--- START OF Records for the exercise ---
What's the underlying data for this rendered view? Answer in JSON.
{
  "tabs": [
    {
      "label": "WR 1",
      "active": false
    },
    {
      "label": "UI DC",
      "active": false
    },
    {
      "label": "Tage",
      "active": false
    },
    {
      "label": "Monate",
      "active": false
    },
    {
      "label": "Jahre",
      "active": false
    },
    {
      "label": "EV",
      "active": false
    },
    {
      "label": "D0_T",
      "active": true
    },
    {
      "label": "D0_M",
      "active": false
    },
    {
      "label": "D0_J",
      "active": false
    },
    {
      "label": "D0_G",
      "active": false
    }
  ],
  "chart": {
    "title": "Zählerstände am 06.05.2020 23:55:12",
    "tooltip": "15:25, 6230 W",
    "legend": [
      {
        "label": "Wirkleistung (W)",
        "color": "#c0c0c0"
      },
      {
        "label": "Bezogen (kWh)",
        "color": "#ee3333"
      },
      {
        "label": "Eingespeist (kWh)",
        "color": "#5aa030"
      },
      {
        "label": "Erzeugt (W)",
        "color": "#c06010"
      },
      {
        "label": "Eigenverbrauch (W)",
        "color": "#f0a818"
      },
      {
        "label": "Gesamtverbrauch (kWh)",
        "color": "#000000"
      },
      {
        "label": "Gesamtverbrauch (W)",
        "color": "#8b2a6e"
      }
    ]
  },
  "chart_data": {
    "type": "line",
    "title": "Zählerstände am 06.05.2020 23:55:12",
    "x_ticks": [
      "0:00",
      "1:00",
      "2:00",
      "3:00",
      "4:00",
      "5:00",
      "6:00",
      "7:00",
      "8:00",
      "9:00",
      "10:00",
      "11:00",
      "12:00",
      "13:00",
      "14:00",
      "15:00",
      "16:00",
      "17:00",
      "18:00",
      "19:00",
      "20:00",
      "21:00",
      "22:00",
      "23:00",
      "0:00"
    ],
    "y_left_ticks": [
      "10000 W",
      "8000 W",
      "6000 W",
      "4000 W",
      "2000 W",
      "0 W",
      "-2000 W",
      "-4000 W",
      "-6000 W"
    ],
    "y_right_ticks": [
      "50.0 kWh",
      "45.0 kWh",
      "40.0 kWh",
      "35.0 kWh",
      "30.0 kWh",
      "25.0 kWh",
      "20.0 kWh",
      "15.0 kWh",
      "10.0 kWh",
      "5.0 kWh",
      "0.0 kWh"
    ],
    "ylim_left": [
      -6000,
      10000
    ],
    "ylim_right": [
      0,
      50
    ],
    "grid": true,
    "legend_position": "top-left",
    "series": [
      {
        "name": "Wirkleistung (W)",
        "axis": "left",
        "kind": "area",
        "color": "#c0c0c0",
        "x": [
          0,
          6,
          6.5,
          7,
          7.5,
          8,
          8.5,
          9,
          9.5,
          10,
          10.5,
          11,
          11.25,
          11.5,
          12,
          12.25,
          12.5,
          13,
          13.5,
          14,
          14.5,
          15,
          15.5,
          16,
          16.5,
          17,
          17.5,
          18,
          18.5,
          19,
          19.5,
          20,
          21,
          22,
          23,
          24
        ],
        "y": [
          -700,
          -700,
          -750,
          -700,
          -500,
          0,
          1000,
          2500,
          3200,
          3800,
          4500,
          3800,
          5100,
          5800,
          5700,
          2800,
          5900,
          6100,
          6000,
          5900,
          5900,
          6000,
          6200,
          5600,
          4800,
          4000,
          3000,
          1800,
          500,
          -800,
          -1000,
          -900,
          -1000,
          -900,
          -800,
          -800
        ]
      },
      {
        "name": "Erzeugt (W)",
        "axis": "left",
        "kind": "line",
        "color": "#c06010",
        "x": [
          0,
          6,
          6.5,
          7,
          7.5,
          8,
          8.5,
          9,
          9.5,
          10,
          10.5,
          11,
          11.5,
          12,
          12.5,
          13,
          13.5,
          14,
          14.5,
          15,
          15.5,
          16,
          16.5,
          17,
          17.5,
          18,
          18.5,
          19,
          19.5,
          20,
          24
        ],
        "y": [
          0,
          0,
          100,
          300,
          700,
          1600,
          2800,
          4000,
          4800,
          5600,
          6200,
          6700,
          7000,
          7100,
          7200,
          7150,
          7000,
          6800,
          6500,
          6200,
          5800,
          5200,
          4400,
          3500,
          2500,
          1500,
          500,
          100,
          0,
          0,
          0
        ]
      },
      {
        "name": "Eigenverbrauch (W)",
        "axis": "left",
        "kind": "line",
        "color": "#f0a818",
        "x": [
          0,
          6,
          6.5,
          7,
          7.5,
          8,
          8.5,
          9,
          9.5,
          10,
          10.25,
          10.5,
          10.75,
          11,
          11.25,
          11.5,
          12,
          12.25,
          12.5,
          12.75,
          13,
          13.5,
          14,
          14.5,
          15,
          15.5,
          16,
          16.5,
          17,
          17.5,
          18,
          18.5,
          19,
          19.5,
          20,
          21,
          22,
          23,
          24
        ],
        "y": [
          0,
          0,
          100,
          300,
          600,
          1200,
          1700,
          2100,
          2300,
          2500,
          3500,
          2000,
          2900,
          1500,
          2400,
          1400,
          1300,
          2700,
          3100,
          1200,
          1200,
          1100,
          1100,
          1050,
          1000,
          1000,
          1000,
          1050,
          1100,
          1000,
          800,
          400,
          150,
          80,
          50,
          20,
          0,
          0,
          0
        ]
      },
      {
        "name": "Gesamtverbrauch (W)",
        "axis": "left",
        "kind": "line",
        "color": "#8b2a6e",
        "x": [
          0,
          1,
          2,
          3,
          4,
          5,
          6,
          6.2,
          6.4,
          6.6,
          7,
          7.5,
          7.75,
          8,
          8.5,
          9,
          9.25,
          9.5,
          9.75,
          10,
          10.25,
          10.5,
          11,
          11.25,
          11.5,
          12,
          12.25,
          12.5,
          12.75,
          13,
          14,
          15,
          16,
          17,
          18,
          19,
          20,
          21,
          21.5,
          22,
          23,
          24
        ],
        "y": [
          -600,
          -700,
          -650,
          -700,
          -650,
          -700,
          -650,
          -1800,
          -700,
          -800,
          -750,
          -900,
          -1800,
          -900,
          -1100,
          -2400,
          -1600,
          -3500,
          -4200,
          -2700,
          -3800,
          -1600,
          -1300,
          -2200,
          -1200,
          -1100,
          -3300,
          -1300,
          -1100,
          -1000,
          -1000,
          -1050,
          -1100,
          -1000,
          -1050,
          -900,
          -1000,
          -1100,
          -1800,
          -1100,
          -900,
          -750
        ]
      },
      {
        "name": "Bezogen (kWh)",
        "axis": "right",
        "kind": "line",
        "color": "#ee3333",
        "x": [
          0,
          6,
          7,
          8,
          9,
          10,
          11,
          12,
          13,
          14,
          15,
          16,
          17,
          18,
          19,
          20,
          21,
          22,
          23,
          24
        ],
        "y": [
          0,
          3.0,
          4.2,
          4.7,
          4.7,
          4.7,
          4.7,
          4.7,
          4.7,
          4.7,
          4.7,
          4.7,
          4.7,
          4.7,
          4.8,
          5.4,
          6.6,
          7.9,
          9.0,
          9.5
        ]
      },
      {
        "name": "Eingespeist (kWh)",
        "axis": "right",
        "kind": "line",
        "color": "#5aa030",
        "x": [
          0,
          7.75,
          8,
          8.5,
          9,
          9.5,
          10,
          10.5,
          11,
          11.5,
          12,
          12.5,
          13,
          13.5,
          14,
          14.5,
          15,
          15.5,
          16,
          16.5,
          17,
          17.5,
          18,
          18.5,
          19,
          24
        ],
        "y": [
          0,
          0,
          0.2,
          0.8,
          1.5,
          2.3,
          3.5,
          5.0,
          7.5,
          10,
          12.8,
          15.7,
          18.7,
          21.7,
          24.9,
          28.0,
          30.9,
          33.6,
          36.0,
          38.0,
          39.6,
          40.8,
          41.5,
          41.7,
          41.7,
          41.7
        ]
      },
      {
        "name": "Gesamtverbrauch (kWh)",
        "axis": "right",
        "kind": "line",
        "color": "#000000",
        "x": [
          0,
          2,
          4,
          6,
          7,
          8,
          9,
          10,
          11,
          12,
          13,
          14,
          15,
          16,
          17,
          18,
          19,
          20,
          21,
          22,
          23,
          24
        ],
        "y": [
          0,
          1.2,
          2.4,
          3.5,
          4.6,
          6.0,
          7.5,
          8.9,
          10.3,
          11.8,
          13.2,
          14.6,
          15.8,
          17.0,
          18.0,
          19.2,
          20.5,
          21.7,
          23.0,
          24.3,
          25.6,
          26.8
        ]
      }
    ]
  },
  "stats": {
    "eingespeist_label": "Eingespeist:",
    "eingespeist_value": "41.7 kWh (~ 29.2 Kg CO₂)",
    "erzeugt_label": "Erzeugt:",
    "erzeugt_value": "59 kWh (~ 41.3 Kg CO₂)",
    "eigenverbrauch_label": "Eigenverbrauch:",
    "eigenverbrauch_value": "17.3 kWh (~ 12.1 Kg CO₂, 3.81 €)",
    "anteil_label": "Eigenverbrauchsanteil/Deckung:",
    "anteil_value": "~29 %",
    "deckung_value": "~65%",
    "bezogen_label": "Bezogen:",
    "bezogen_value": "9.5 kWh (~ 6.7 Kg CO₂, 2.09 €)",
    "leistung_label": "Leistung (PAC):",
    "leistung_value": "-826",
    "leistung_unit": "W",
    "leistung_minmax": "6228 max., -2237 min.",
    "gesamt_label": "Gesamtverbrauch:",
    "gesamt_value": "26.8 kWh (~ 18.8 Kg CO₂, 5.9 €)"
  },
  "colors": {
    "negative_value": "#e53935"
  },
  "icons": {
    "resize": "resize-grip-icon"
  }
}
--- END OF Records for the exercise ---
- What this task involves -
Copy out every line where the word "name" occurs.

- Exercise solution -
        "name": "Wirkleistung (W)",
        "name": "Erzeugt (W)",
        "name": "Eigenverbrauch (W)",
        "name": "Gesamtverbrauch (W)",
        "name": "Bezogen (kWh)",
        "name": "Eingespeist (kWh)",
        "name": "Gesamtverbrauch (kWh)",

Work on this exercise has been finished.